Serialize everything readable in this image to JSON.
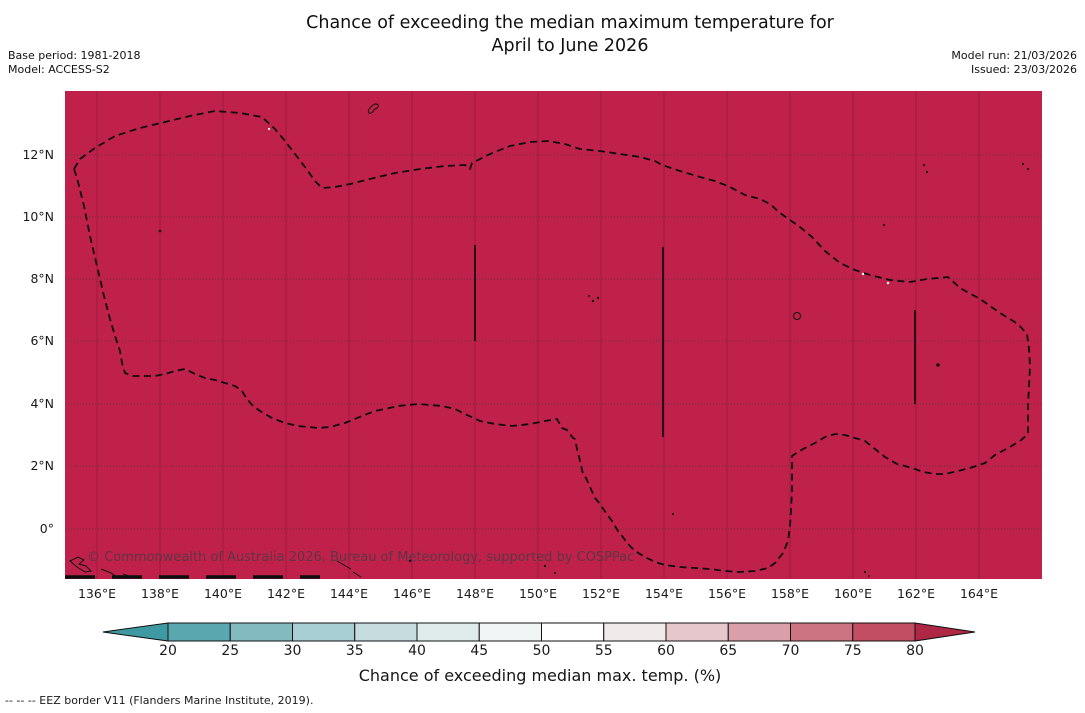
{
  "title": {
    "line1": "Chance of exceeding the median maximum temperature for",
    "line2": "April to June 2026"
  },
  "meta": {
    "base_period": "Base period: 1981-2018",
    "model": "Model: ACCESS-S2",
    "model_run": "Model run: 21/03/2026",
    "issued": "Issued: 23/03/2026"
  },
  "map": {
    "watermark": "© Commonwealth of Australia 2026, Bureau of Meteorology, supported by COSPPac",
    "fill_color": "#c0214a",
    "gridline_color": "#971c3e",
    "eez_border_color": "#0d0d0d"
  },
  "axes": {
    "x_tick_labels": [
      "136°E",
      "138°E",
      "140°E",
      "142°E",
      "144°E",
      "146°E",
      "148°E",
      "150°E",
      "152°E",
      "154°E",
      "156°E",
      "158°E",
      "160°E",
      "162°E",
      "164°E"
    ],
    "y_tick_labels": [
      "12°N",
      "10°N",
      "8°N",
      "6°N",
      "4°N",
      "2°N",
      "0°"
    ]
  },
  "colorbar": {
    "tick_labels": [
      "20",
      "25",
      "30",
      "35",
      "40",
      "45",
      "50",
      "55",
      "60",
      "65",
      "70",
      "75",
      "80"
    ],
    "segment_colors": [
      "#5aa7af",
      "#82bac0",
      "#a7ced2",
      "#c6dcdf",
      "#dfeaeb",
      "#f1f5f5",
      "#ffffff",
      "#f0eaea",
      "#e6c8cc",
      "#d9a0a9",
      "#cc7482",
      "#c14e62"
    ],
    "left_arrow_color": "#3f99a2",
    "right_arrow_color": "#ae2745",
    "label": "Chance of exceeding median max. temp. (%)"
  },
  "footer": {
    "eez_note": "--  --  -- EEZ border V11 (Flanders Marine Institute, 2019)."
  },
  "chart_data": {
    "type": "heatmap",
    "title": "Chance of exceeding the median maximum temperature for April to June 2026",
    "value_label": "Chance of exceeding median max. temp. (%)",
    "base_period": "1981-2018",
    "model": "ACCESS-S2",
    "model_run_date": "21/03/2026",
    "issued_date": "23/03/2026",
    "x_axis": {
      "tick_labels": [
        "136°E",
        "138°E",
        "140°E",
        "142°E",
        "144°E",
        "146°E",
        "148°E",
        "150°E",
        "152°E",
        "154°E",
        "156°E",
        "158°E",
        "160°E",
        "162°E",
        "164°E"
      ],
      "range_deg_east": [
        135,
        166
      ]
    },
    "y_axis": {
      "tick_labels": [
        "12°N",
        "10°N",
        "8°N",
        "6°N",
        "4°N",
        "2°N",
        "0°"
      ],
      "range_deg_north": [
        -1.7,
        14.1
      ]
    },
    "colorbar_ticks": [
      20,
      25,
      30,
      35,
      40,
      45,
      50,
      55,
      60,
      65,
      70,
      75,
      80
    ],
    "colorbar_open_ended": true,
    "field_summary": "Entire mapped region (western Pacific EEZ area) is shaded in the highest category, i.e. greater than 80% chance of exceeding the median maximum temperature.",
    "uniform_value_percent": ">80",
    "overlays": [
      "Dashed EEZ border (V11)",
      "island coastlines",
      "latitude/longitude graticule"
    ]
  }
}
□ □ □
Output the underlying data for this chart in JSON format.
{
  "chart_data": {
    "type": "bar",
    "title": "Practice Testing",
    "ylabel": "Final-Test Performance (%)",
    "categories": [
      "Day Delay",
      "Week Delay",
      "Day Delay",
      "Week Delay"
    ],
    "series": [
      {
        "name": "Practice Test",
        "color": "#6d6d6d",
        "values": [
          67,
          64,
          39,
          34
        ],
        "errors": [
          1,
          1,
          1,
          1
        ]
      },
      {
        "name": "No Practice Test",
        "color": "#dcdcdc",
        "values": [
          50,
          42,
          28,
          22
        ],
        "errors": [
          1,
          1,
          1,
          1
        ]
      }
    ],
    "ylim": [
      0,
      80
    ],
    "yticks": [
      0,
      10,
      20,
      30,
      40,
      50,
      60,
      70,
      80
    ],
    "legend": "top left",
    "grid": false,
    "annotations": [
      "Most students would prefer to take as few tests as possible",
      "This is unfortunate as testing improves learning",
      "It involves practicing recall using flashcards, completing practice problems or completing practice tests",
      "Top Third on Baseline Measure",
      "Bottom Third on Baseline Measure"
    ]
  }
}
□ □ □
▸ **Task to carry out**
Pick out and copy the lines of the entries that hold the string "June".

▸ **Answer to the exercise**
    "line2": "April to June 2026"
    "title": "Chance of exceeding the median maximum temperature for April to June 2026",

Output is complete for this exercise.